| PROBLEM |
Return each line containing the string "quantidade".

| Dataset items |
Begin

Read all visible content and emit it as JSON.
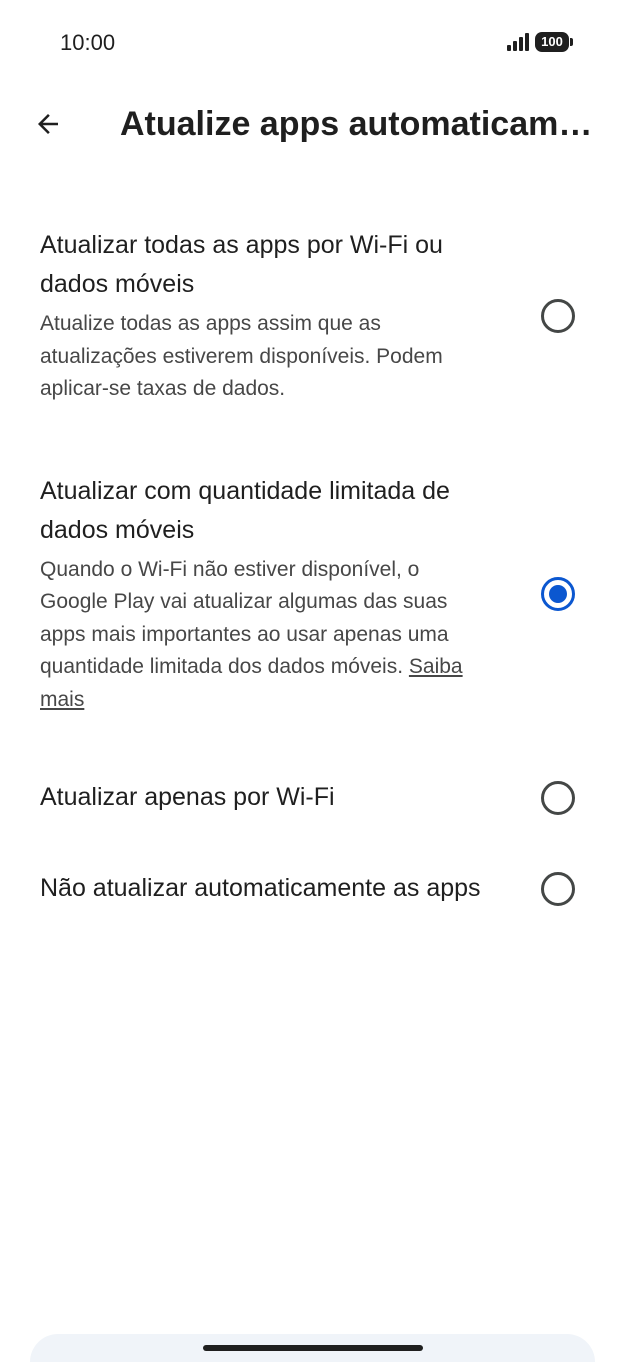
{
  "status_bar": {
    "time": "10:00",
    "battery": "100"
  },
  "app_bar": {
    "title": "Atualize apps automaticamente"
  },
  "options": [
    {
      "title": "Atualizar todas as apps por Wi-Fi ou dados móveis",
      "description": "Atualize todas as apps assim que as atualizações estiverem disponíveis. Podem aplicar-se taxas de dados.",
      "selected": false
    },
    {
      "title": "Atualizar com quantidade limitada de dados móveis",
      "description": "Quando o Wi-Fi não estiver disponível, o Google Play vai atualizar algumas das suas apps mais importantes ao usar apenas uma quantidade limitada dos dados móveis.",
      "link": "Saiba mais",
      "selected": true
    },
    {
      "title": "Atualizar apenas por Wi-Fi",
      "selected": false
    },
    {
      "title": "Não atualizar automaticamente as apps",
      "selected": false
    }
  ],
  "colors": {
    "accent": "#0b57d0",
    "text_primary": "#1f1f1f",
    "text_secondary": "#474747"
  }
}
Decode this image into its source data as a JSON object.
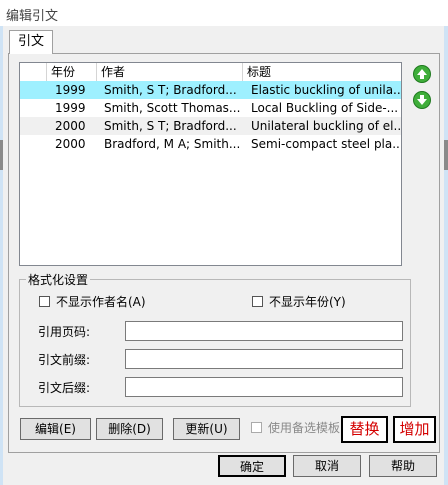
{
  "window": {
    "title": "编辑引文"
  },
  "tabs": [
    {
      "label": "引文"
    }
  ],
  "list": {
    "columns": [
      "年份",
      "作者",
      "标题"
    ],
    "rows": [
      {
        "year": "1999",
        "author": "Smith, S T; Bradford...",
        "title": "Elastic buckling of unila...",
        "selected": true
      },
      {
        "year": "1999",
        "author": "Smith, Scott Thomas...",
        "title": "Local Buckling of Side-...",
        "selected": false
      },
      {
        "year": "2000",
        "author": "Smith, S T; Bradford...",
        "title": "Unilateral buckling of el...",
        "selected": false
      },
      {
        "year": "2000",
        "author": "Bradford, M A; Smith...",
        "title": "Semi-compact steel pla...",
        "selected": false
      }
    ],
    "move_up_icon": "arrow-up-circle-icon",
    "move_down_icon": "arrow-down-circle-icon"
  },
  "format": {
    "legend": "格式化设置",
    "hide_author_label": "不显示作者名(A)",
    "hide_year_label": "不显示年份(Y)",
    "page_label": "引用页码:",
    "prefix_label": "引文前缀:",
    "suffix_label": "引文后缀:",
    "page_value": "",
    "prefix_value": "",
    "suffix_value": ""
  },
  "actions": {
    "edit": "编辑(E)",
    "delete": "删除(D)",
    "update": "更新(U)",
    "use_template": "使用备选模板",
    "replace": "替换",
    "add": "增加"
  },
  "footer": {
    "ok": "确定",
    "cancel": "取消",
    "help": "帮助"
  },
  "colors": {
    "selected_row": "#9ef0ff",
    "alt_row": "#f0f0f0",
    "red_text": "#d40000",
    "icon_green": "#3fae3a"
  }
}
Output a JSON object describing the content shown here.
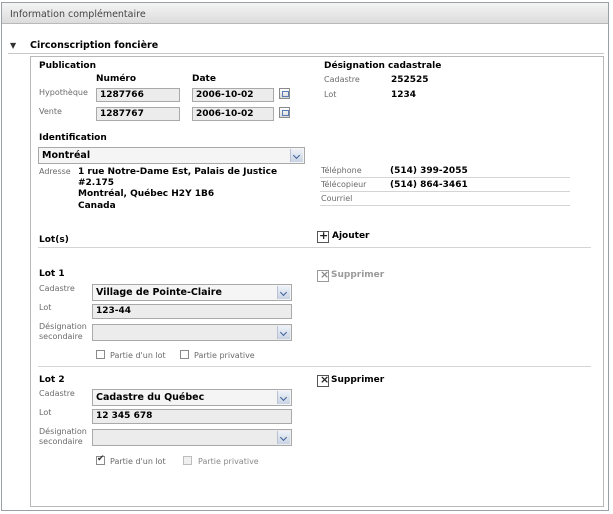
{
  "panel": {
    "title": "Information complémentaire"
  },
  "section": {
    "title": "Circonscription foncière"
  },
  "publication": {
    "heading": "Publication",
    "col_numero": "Numéro",
    "col_date": "Date",
    "rows": [
      {
        "label": "Hypothèque",
        "numero": "1287766",
        "date": "2006-10-02"
      },
      {
        "label": "Vente",
        "numero": "1287767",
        "date": "2006-10-02"
      }
    ]
  },
  "designation": {
    "heading": "Désignation cadastrale",
    "cadastre_label": "Cadastre",
    "cadastre_value": "252525",
    "lot_label": "Lot",
    "lot_value": "1234"
  },
  "identification": {
    "heading": "Identification",
    "selected": "Montréal",
    "adresse_label": "Adresse",
    "adresse_lines": [
      "1 rue Notre-Dame Est, Palais de Justice",
      "#2.175",
      "Montréal, Québec H2Y 1B6",
      "Canada"
    ],
    "telephone_label": "Téléphone",
    "telephone_value": "(514) 399-2055",
    "telecopieur_label": "Télécopieur",
    "telecopieur_value": "(514) 864-3461",
    "courriel_label": "Courriel",
    "courriel_value": ""
  },
  "lots": {
    "heading": "Lot(s)",
    "add_label": "Ajouter",
    "items": [
      {
        "title": "Lot 1",
        "delete_label": "Supprimer",
        "cadastre_label": "Cadastre",
        "cadastre_value": "Village de Pointe-Claire",
        "lot_label": "Lot",
        "lot_value": "123-44",
        "desig_label_1": "Désignation",
        "desig_label_2": "secondaire",
        "desig_value": "",
        "partie_lot_label": "Partie d'un lot",
        "partie_lot_checked": false,
        "partie_privative_label": "Partie privative",
        "partie_privative_checked": false
      },
      {
        "title": "Lot 2",
        "delete_label": "Supprimer",
        "cadastre_label": "Cadastre",
        "cadastre_value": "Cadastre du Québec",
        "lot_label": "Lot",
        "lot_value": "12 345 678",
        "desig_label_1": "Désignation",
        "desig_label_2": "secondaire",
        "desig_value": "",
        "partie_lot_label": "Partie d'un lot",
        "partie_lot_checked": true,
        "partie_privative_label": "Partie privative",
        "partie_privative_checked": false
      }
    ]
  }
}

End

| WRITTEN REPLY |
      "title": "Atualizar com quantidade limitada de dados móveis",
      "description": "Quando o Wi-Fi não estiver disponível, o Google Play vai atualizar algumas das suas apps mais importantes ao usar apenas uma quantidade limitada dos dados móveis.",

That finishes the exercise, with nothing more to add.